INSTRUCTIONS FOR THE TASK: Pictures appear in the records below; write out everything else exactly.

INPUT:
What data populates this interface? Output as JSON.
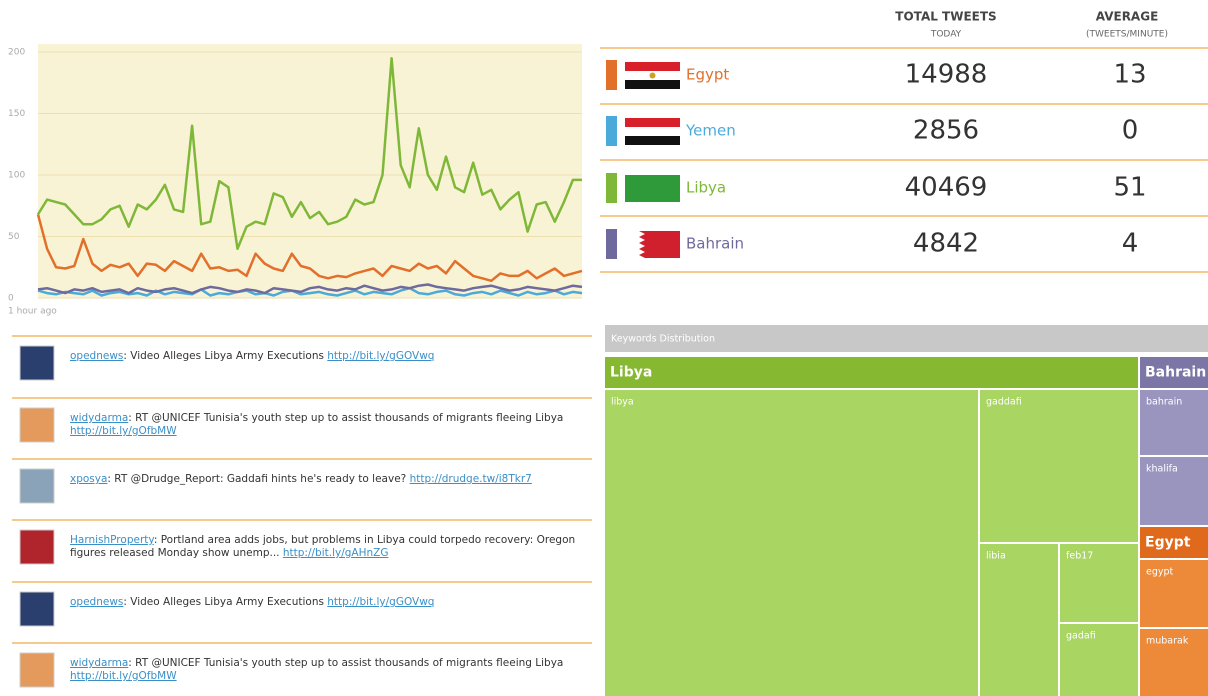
{
  "chart_data": {
    "type": "line",
    "annotation": "1 hour ago",
    "ylim": [
      0,
      200
    ],
    "yticks": [
      0,
      50,
      100,
      150,
      200
    ],
    "grid": true,
    "series": [
      {
        "name": "Egypt",
        "color": "#e2702a",
        "values": [
          68,
          40,
          25,
          24,
          26,
          48,
          28,
          22,
          27,
          25,
          28,
          18,
          28,
          27,
          22,
          30,
          26,
          22,
          36,
          24,
          25,
          22,
          23,
          18,
          36,
          28,
          24,
          22,
          36,
          26,
          24,
          18,
          16,
          18,
          17,
          20,
          22,
          24,
          18,
          26,
          24,
          22,
          28,
          24,
          26,
          20,
          30,
          24,
          18,
          16,
          14,
          20,
          18,
          18,
          22,
          16,
          20,
          24,
          18,
          20,
          22
        ]
      },
      {
        "name": "Yemen",
        "color": "#4aabdb",
        "values": [
          6,
          4,
          3,
          5,
          4,
          3,
          6,
          2,
          4,
          5,
          3,
          4,
          2,
          6,
          3,
          5,
          4,
          3,
          7,
          2,
          4,
          3,
          5,
          6,
          3,
          4,
          2,
          5,
          6,
          3,
          4,
          5,
          3,
          2,
          4,
          6,
          3,
          5,
          4,
          3,
          6,
          8,
          4,
          3,
          5,
          6,
          3,
          2,
          4,
          5,
          3,
          6,
          4,
          2,
          5,
          3,
          4,
          6,
          3,
          5,
          4
        ]
      },
      {
        "name": "Libya",
        "color": "#7fb838",
        "values": [
          68,
          80,
          78,
          76,
          68,
          60,
          60,
          64,
          72,
          75,
          58,
          76,
          72,
          80,
          92,
          72,
          70,
          140,
          60,
          62,
          95,
          90,
          40,
          58,
          62,
          60,
          85,
          82,
          66,
          78,
          65,
          70,
          60,
          62,
          66,
          80,
          76,
          78,
          100,
          195,
          108,
          90,
          138,
          100,
          88,
          115,
          90,
          86,
          110,
          84,
          88,
          72,
          80,
          86,
          54,
          76,
          78,
          62,
          78,
          96,
          96
        ]
      },
      {
        "name": "Bahrain",
        "color": "#6f6a9e",
        "values": [
          7,
          8,
          6,
          4,
          7,
          6,
          8,
          5,
          6,
          7,
          4,
          8,
          6,
          5,
          7,
          8,
          6,
          4,
          7,
          9,
          8,
          6,
          5,
          7,
          6,
          4,
          8,
          7,
          6,
          5,
          8,
          9,
          7,
          6,
          8,
          7,
          10,
          8,
          6,
          7,
          9,
          8,
          10,
          11,
          9,
          8,
          7,
          6,
          8,
          9,
          10,
          8,
          6,
          7,
          9,
          8,
          7,
          6,
          8,
          10,
          9
        ]
      }
    ]
  },
  "stats": {
    "headers": [
      {
        "title": "TOTAL TWEETS",
        "subtitle": "TODAY"
      },
      {
        "title": "AVERAGE",
        "subtitle": "(TWEETS/MINUTE)"
      }
    ],
    "rows": [
      {
        "country": "Egypt",
        "total": 14988,
        "average": 13
      },
      {
        "country": "Yemen",
        "total": 2856,
        "average": 0
      },
      {
        "country": "Libya",
        "total": 40469,
        "average": 51
      },
      {
        "country": "Bahrain",
        "total": 4842,
        "average": 4
      }
    ]
  },
  "tweets": [
    {
      "user": "opednews",
      "text": ": Video Alleges Libya Army Executions ",
      "link": "http://bit.ly/gGOVwq"
    },
    {
      "user": "widydarma",
      "text": ": RT @UNICEF Tunisia's youth step up to assist thousands of migrants fleeing Libya ",
      "link": "http://bit.ly/gOfbMW"
    },
    {
      "user": "xposya",
      "text": ": RT @Drudge_Report: Gaddafi hints he's ready to leave? ",
      "link": "http://drudge.tw/i8Tkr7"
    },
    {
      "user": "HarnishProperty",
      "text": ": Portland area adds jobs, but problems in Libya could torpedo recovery: Oregon figures released Monday show unemp... ",
      "link": "http://bit.ly/gAHnZG"
    },
    {
      "user": "opednews",
      "text": ": Video Alleges Libya Army Executions ",
      "link": "http://bit.ly/gGOVwq"
    },
    {
      "user": "widydarma",
      "text": ": RT @UNICEF Tunisia's youth step up to assist thousands of migrants fleeing Libya ",
      "link": "http://bit.ly/gOfbMW"
    }
  ],
  "treemap": {
    "title": "Keywords Distribution",
    "groups": [
      {
        "name": "Libya",
        "keywords": [
          "libya",
          "gaddafi",
          "libia",
          "feb17",
          "gadafi"
        ]
      },
      {
        "name": "Bahrain",
        "keywords": [
          "bahrain",
          "khalifa"
        ]
      },
      {
        "name": "Egypt",
        "keywords": [
          "egypt",
          "mubarak"
        ]
      }
    ]
  }
}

RESULT:
What data populates this interface? Output as JSON.
{
  "chart_data": {
    "type": "line",
    "annotation": "1 hour ago",
    "ylim": [
      0,
      200
    ],
    "yticks": [
      0,
      50,
      100,
      150,
      200
    ],
    "grid": true,
    "series": [
      {
        "name": "Egypt",
        "color": "#e2702a",
        "values": [
          68,
          40,
          25,
          24,
          26,
          48,
          28,
          22,
          27,
          25,
          28,
          18,
          28,
          27,
          22,
          30,
          26,
          22,
          36,
          24,
          25,
          22,
          23,
          18,
          36,
          28,
          24,
          22,
          36,
          26,
          24,
          18,
          16,
          18,
          17,
          20,
          22,
          24,
          18,
          26,
          24,
          22,
          28,
          24,
          26,
          20,
          30,
          24,
          18,
          16,
          14,
          20,
          18,
          18,
          22,
          16,
          20,
          24,
          18,
          20,
          22
        ]
      },
      {
        "name": "Yemen",
        "color": "#4aabdb",
        "values": [
          6,
          4,
          3,
          5,
          4,
          3,
          6,
          2,
          4,
          5,
          3,
          4,
          2,
          6,
          3,
          5,
          4,
          3,
          7,
          2,
          4,
          3,
          5,
          6,
          3,
          4,
          2,
          5,
          6,
          3,
          4,
          5,
          3,
          2,
          4,
          6,
          3,
          5,
          4,
          3,
          6,
          8,
          4,
          3,
          5,
          6,
          3,
          2,
          4,
          5,
          3,
          6,
          4,
          2,
          5,
          3,
          4,
          6,
          3,
          5,
          4
        ]
      },
      {
        "name": "Libya",
        "color": "#7fb838",
        "values": [
          68,
          80,
          78,
          76,
          68,
          60,
          60,
          64,
          72,
          75,
          58,
          76,
          72,
          80,
          92,
          72,
          70,
          140,
          60,
          62,
          95,
          90,
          40,
          58,
          62,
          60,
          85,
          82,
          66,
          78,
          65,
          70,
          60,
          62,
          66,
          80,
          76,
          78,
          100,
          195,
          108,
          90,
          138,
          100,
          88,
          115,
          90,
          86,
          110,
          84,
          88,
          72,
          80,
          86,
          54,
          76,
          78,
          62,
          78,
          96,
          96
        ]
      },
      {
        "name": "Bahrain",
        "color": "#6f6a9e",
        "values": [
          7,
          8,
          6,
          4,
          7,
          6,
          8,
          5,
          6,
          7,
          4,
          8,
          6,
          5,
          7,
          8,
          6,
          4,
          7,
          9,
          8,
          6,
          5,
          7,
          6,
          4,
          8,
          7,
          6,
          5,
          8,
          9,
          7,
          6,
          8,
          7,
          10,
          8,
          6,
          7,
          9,
          8,
          10,
          11,
          9,
          8,
          7,
          6,
          8,
          9,
          10,
          8,
          6,
          7,
          9,
          8,
          7,
          6,
          8,
          10,
          9
        ]
      }
    ]
  },
  "stats": {
    "headers": [
      {
        "title": "TOTAL TWEETS",
        "subtitle": "TODAY"
      },
      {
        "title": "AVERAGE",
        "subtitle": "(TWEETS/MINUTE)"
      }
    ],
    "rows": [
      {
        "country": "Egypt",
        "total": 14988,
        "average": 13
      },
      {
        "country": "Yemen",
        "total": 2856,
        "average": 0
      },
      {
        "country": "Libya",
        "total": 40469,
        "average": 51
      },
      {
        "country": "Bahrain",
        "total": 4842,
        "average": 4
      }
    ]
  },
  "tweets": [
    {
      "user": "opednews",
      "text": ": Video Alleges Libya Army Executions ",
      "link": "http://bit.ly/gGOVwq"
    },
    {
      "user": "widydarma",
      "text": ": RT @UNICEF Tunisia's youth step up to assist thousands of migrants fleeing Libya ",
      "link": "http://bit.ly/gOfbMW"
    },
    {
      "user": "xposya",
      "text": ": RT @Drudge_Report: Gaddafi hints he's ready to leave? ",
      "link": "http://drudge.tw/i8Tkr7"
    },
    {
      "user": "HarnishProperty",
      "text": ": Portland area adds jobs, but problems in Libya could torpedo recovery: Oregon figures released Monday show unemp... ",
      "link": "http://bit.ly/gAHnZG"
    },
    {
      "user": "opednews",
      "text": ": Video Alleges Libya Army Executions ",
      "link": "http://bit.ly/gGOVwq"
    },
    {
      "user": "widydarma",
      "text": ": RT @UNICEF Tunisia's youth step up to assist thousands of migrants fleeing Libya ",
      "link": "http://bit.ly/gOfbMW"
    }
  ],
  "treemap": {
    "title": "Keywords Distribution",
    "groups": [
      {
        "name": "Libya",
        "keywords": [
          "libya",
          "gaddafi",
          "libia",
          "feb17",
          "gadafi"
        ]
      },
      {
        "name": "Bahrain",
        "keywords": [
          "bahrain",
          "khalifa"
        ]
      },
      {
        "name": "Egypt",
        "keywords": [
          "egypt",
          "mubarak"
        ]
      }
    ]
  }
}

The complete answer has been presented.